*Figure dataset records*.
______
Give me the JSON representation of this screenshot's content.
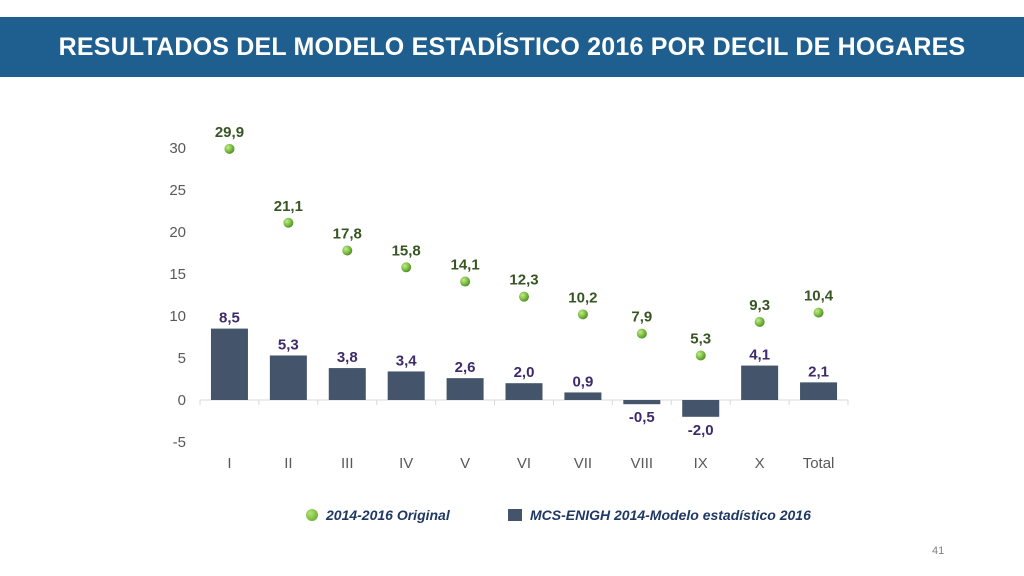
{
  "header": {
    "title": "RESULTADOS DEL MODELO ESTADÍSTICO 2016 POR DECIL DE HOGARES"
  },
  "footer": {
    "page_number": "41"
  },
  "colors": {
    "header_bg": "#1f5f8f",
    "bar": "#44546a",
    "point": "#7ec044",
    "point_label": "#375623",
    "bar_label": "#3d2b6b"
  },
  "chart_data": {
    "type": "bar",
    "categories": [
      "I",
      "II",
      "III",
      "IV",
      "V",
      "VI",
      "VII",
      "VIII",
      "IX",
      "X",
      "Total"
    ],
    "series": [
      {
        "name": "MCS-ENIGH 2014-Modelo estadístico 2016",
        "type": "bar",
        "values": [
          8.5,
          5.3,
          3.8,
          3.4,
          2.6,
          2.0,
          0.9,
          -0.5,
          -2.0,
          4.1,
          2.1
        ],
        "labels": [
          "8,5",
          "5,3",
          "3,8",
          "3,4",
          "2,6",
          "2,0",
          "0,9",
          "-0,5",
          "-2,0",
          "4,1",
          "2,1"
        ]
      },
      {
        "name": "2014-2016 Original",
        "type": "scatter",
        "values": [
          29.9,
          21.1,
          17.8,
          15.8,
          14.1,
          12.3,
          10.2,
          7.9,
          5.3,
          9.3,
          10.4
        ],
        "labels": [
          "29,9",
          "21,1",
          "17,8",
          "15,8",
          "14,1",
          "12,3",
          "10,2",
          "7,9",
          "5,3",
          "9,3",
          "10,4"
        ]
      }
    ],
    "ylim": [
      -5,
      30
    ],
    "yticks": [
      -5,
      0,
      5,
      10,
      15,
      20,
      25,
      30
    ],
    "ytick_labels": [
      "-5",
      "0",
      "5",
      "10",
      "15",
      "20",
      "25",
      "30"
    ],
    "title": "",
    "xlabel": "",
    "ylabel": "",
    "grid": false,
    "legend_position": "bottom"
  }
}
______
*Task requirements*.
Quote the preceding records in their entirety, excluding every picture.

*Problem solution*.
Give me the JSON representation of this screenshot's content.
{
  "header": {
    "title": "RESULTADOS DEL MODELO ESTADÍSTICO 2016 POR DECIL DE HOGARES"
  },
  "footer": {
    "page_number": "41"
  },
  "colors": {
    "header_bg": "#1f5f8f",
    "bar": "#44546a",
    "point": "#7ec044",
    "point_label": "#375623",
    "bar_label": "#3d2b6b"
  },
  "chart_data": {
    "type": "bar",
    "categories": [
      "I",
      "II",
      "III",
      "IV",
      "V",
      "VI",
      "VII",
      "VIII",
      "IX",
      "X",
      "Total"
    ],
    "series": [
      {
        "name": "MCS-ENIGH 2014-Modelo estadístico 2016",
        "type": "bar",
        "values": [
          8.5,
          5.3,
          3.8,
          3.4,
          2.6,
          2.0,
          0.9,
          -0.5,
          -2.0,
          4.1,
          2.1
        ],
        "labels": [
          "8,5",
          "5,3",
          "3,8",
          "3,4",
          "2,6",
          "2,0",
          "0,9",
          "-0,5",
          "-2,0",
          "4,1",
          "2,1"
        ]
      },
      {
        "name": "2014-2016 Original",
        "type": "scatter",
        "values": [
          29.9,
          21.1,
          17.8,
          15.8,
          14.1,
          12.3,
          10.2,
          7.9,
          5.3,
          9.3,
          10.4
        ],
        "labels": [
          "29,9",
          "21,1",
          "17,8",
          "15,8",
          "14,1",
          "12,3",
          "10,2",
          "7,9",
          "5,3",
          "9,3",
          "10,4"
        ]
      }
    ],
    "ylim": [
      -5,
      30
    ],
    "yticks": [
      -5,
      0,
      5,
      10,
      15,
      20,
      25,
      30
    ],
    "ytick_labels": [
      "-5",
      "0",
      "5",
      "10",
      "15",
      "20",
      "25",
      "30"
    ],
    "title": "",
    "xlabel": "",
    "ylabel": "",
    "grid": false,
    "legend_position": "bottom"
  }
}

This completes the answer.